-------- Information given

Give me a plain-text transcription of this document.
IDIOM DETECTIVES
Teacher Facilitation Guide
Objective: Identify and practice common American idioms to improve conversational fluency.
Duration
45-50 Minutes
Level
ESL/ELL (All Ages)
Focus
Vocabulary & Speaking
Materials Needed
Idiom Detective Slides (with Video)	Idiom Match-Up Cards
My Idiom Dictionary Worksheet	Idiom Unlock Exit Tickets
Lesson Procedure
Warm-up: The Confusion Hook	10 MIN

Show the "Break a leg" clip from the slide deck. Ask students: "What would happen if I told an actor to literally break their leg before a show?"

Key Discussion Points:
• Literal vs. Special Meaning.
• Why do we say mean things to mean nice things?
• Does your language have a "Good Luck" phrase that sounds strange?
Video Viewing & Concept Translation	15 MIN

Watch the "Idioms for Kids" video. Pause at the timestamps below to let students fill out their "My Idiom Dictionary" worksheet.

----------------

### Required task
Repeat each record in full; every line must match exactly.

### Answer to the exercise
Give me a plain-text transcription of this document.
IDIOM DETECTIVES
Teacher Facilitation Guide
Objective: Identify and practice common American idioms to improve conversational fluency.
Duration
45-50 Minutes
Level
ESL/ELL (All Ages)
Focus
Vocabulary & Speaking
Materials Needed
Idiom Detective Slides (with Video)	Idiom Match-Up Cards
My Idiom Dictionary Worksheet	Idiom Unlock Exit Tickets
Lesson Procedure
Warm-up: The Confusion Hook	10 MIN

Show the "Break a leg" clip from the slide deck. Ask students: "What would happen if I told an actor to literally break their leg before a show?"

Key Discussion Points:
• Literal vs. Special Meaning.
• Why do we say mean things to mean nice things?
• Does your language have a "Good Luck" phrase that sounds strange?
Video Viewing & Concept Translation	15 MIN

Watch the "Idioms for Kids" video. Pause at the timestamps below to let students fill out their "My Idiom Dictionary" worksheet.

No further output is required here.